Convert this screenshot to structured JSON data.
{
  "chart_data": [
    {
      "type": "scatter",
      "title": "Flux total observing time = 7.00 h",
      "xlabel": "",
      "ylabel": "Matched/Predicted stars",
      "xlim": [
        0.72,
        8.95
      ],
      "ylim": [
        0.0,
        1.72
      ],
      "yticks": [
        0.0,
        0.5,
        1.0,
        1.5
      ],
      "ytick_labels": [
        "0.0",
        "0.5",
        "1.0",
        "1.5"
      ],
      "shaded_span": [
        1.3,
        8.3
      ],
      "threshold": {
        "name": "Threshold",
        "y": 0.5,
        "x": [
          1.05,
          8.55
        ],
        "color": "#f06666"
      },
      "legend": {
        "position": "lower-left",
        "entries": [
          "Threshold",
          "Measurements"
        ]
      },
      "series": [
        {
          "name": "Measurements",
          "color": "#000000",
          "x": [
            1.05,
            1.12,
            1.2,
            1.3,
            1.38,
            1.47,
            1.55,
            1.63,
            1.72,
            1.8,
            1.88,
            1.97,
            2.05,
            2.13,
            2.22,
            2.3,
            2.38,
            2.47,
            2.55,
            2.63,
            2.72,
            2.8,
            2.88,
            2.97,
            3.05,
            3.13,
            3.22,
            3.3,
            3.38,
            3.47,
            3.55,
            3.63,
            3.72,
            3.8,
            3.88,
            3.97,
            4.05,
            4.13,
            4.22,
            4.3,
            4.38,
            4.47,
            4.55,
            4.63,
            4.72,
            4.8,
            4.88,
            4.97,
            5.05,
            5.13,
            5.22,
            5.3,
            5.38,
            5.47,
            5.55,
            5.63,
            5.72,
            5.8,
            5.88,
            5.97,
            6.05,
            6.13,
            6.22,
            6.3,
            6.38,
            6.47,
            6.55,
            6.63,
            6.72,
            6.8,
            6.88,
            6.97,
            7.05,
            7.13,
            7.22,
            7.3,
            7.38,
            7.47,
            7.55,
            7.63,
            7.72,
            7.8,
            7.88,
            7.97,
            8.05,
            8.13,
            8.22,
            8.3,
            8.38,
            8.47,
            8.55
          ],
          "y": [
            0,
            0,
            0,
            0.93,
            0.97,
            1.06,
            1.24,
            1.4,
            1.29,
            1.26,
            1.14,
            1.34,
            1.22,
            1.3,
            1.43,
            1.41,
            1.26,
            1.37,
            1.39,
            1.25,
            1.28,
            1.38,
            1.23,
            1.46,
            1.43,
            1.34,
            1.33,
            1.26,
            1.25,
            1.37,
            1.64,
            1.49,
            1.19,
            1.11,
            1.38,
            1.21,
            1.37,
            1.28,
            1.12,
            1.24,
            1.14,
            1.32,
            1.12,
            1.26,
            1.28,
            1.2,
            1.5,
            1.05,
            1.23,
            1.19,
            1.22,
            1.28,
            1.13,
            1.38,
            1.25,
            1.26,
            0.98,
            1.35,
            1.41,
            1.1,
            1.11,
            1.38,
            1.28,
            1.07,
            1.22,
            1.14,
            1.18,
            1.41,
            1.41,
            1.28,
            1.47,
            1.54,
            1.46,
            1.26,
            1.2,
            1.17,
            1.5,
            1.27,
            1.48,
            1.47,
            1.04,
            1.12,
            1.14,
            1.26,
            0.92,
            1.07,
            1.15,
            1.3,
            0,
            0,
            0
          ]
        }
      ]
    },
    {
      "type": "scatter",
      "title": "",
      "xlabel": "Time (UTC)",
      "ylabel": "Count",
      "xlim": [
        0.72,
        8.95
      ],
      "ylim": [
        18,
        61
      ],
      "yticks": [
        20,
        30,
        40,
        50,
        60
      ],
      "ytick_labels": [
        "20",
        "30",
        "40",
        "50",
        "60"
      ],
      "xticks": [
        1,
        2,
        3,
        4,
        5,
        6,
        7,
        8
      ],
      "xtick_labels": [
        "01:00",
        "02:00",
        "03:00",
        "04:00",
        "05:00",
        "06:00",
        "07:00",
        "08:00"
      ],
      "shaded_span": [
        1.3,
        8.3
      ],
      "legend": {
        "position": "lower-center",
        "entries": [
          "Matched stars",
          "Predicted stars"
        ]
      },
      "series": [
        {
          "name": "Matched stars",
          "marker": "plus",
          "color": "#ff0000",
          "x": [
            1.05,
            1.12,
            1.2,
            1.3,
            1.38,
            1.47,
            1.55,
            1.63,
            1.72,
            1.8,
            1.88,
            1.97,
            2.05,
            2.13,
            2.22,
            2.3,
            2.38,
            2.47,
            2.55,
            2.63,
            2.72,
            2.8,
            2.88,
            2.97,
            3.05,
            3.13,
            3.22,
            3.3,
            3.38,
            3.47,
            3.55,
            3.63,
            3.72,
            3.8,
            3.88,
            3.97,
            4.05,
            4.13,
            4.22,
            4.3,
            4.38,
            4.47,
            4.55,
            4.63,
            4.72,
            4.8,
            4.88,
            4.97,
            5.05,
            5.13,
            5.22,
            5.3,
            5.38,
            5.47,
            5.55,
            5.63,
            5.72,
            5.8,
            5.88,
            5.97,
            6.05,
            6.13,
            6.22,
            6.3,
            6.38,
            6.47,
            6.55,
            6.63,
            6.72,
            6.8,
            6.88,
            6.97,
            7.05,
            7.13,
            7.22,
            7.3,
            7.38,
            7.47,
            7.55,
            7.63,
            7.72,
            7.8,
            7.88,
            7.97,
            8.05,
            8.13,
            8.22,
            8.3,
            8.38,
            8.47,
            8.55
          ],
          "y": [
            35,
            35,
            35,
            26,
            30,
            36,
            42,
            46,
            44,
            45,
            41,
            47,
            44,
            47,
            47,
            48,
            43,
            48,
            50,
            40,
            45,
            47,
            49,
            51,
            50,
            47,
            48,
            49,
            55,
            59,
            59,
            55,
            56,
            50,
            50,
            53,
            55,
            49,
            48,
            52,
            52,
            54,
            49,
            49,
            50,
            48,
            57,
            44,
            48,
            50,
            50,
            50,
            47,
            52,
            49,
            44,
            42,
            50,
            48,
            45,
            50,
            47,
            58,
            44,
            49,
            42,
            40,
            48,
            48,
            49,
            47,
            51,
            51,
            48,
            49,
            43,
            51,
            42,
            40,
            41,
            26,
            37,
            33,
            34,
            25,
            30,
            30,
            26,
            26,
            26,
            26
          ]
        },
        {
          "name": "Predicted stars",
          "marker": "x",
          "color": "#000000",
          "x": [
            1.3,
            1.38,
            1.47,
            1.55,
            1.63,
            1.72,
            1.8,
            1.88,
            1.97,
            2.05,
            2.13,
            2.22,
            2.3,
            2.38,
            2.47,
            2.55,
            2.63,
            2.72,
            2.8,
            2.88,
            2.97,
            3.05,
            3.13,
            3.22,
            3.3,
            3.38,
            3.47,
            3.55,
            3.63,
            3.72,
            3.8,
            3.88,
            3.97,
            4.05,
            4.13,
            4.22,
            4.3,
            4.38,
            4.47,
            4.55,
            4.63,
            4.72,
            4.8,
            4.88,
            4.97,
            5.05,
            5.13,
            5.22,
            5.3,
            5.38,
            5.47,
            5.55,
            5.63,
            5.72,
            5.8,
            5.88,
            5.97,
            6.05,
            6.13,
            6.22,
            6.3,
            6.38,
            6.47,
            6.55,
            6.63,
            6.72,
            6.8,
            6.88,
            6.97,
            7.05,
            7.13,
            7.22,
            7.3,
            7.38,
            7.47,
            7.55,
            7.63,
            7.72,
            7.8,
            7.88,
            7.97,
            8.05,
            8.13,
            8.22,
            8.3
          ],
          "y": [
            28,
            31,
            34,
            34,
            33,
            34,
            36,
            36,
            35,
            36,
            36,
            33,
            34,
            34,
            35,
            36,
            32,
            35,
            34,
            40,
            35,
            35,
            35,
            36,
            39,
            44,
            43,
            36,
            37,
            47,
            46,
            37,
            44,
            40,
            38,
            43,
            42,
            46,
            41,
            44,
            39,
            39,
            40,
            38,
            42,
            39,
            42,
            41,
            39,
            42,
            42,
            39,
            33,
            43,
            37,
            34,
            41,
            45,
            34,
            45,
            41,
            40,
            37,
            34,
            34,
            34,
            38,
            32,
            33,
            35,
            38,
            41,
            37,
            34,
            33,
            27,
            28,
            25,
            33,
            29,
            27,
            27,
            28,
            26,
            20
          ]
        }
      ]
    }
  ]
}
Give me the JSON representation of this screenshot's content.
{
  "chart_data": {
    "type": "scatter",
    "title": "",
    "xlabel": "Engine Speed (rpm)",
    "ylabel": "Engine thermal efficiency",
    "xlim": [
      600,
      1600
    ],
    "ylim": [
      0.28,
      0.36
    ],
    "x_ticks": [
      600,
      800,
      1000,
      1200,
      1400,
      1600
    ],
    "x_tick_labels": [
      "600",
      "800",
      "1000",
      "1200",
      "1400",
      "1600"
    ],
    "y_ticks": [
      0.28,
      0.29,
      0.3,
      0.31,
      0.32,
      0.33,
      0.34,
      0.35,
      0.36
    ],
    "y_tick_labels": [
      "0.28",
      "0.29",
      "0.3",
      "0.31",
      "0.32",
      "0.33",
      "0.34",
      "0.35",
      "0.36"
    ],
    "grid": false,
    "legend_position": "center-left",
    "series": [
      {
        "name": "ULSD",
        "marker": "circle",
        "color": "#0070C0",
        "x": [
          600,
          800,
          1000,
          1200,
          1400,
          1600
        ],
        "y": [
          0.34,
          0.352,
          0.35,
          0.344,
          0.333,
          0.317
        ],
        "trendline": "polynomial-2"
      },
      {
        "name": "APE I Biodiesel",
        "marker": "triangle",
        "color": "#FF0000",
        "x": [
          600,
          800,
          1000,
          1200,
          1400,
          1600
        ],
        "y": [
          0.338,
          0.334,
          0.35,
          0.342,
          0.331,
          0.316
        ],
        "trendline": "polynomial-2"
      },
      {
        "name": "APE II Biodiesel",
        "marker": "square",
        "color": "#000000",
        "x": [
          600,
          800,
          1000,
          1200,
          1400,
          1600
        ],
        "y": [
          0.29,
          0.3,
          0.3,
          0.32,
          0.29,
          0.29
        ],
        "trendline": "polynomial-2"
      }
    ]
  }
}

• Task goal: Using the listing above, say how many of its lines contain the string "stars", giving nothing but the figure.

• Exercise result: 5